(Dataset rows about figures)
• • •

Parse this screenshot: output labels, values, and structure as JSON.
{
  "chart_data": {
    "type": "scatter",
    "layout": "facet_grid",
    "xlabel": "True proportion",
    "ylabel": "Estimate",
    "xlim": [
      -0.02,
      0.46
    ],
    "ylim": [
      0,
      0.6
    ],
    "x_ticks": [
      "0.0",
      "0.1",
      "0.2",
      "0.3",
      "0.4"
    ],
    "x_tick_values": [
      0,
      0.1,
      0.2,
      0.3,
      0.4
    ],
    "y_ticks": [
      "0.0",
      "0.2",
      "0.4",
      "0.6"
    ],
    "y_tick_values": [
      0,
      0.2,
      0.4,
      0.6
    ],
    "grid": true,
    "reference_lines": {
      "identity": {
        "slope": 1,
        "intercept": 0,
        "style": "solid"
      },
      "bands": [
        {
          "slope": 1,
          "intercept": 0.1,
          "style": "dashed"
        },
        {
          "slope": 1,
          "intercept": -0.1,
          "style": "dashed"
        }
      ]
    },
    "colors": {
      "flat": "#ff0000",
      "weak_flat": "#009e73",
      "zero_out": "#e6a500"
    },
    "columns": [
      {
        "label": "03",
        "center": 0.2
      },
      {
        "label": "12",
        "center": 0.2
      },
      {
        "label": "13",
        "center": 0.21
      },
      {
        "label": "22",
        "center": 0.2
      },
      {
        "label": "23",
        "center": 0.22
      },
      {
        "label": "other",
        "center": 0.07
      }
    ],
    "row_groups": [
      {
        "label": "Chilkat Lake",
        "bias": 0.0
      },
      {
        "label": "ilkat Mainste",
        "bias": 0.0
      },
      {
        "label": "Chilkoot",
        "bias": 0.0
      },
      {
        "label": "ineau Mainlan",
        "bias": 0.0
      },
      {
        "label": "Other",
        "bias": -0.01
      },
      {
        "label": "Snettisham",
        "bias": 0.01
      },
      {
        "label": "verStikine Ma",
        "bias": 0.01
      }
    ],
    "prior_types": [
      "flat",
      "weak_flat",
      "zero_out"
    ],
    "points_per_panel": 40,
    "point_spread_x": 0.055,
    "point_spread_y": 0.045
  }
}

• • •

Your task is to transcribe the material exactly.

• [Final result]:
Parse this screenshot: output labels, values, and structure as JSON.
{
  "chart_data": {
    "type": "scatter",
    "layout": "facet_grid",
    "xlabel": "True proportion",
    "ylabel": "Estimate",
    "xlim": [
      -0.02,
      0.46
    ],
    "ylim": [
      0,
      0.6
    ],
    "x_ticks": [
      "0.0",
      "0.1",
      "0.2",
      "0.3",
      "0.4"
    ],
    "x_tick_values": [
      0,
      0.1,
      0.2,
      0.3,
      0.4
    ],
    "y_ticks": [
      "0.0",
      "0.2",
      "0.4",
      "0.6"
    ],
    "y_tick_values": [
      0,
      0.2,
      0.4,
      0.6
    ],
    "grid": true,
    "reference_lines": {
      "identity": {
        "slope": 1,
        "intercept": 0,
        "style": "solid"
      },
      "bands": [
        {
          "slope": 1,
          "intercept": 0.1,
          "style": "dashed"
        },
        {
          "slope": 1,
          "intercept": -0.1,
          "style": "dashed"
        }
      ]
    },
    "colors": {
      "flat": "#ff0000",
      "weak_flat": "#009e73",
      "zero_out": "#e6a500"
    },
    "columns": [
      {
        "label": "03",
        "center": 0.2
      },
      {
        "label": "12",
        "center": 0.2
      },
      {
        "label": "13",
        "center": 0.21
      },
      {
        "label": "22",
        "center": 0.2
      },
      {
        "label": "23",
        "center": 0.22
      },
      {
        "label": "other",
        "center": 0.07
      }
    ],
    "row_groups": [
      {
        "label": "Chilkat Lake",
        "bias": 0.0
      },
      {
        "label": "ilkat Mainste",
        "bias": 0.0
      },
      {
        "label": "Chilkoot",
        "bias": 0.0
      },
      {
        "label": "ineau Mainlan",
        "bias": 0.0
      },
      {
        "label": "Other",
        "bias": -0.01
      },
      {
        "label": "Snettisham",
        "bias": 0.01
      },
      {
        "label": "verStikine Ma",
        "bias": 0.01
      }
    ],
    "prior_types": [
      "flat",
      "weak_flat",
      "zero_out"
    ],
    "points_per_panel": 40,
    "point_spread_x": 0.055,
    "point_spread_y": 0.045
  }
}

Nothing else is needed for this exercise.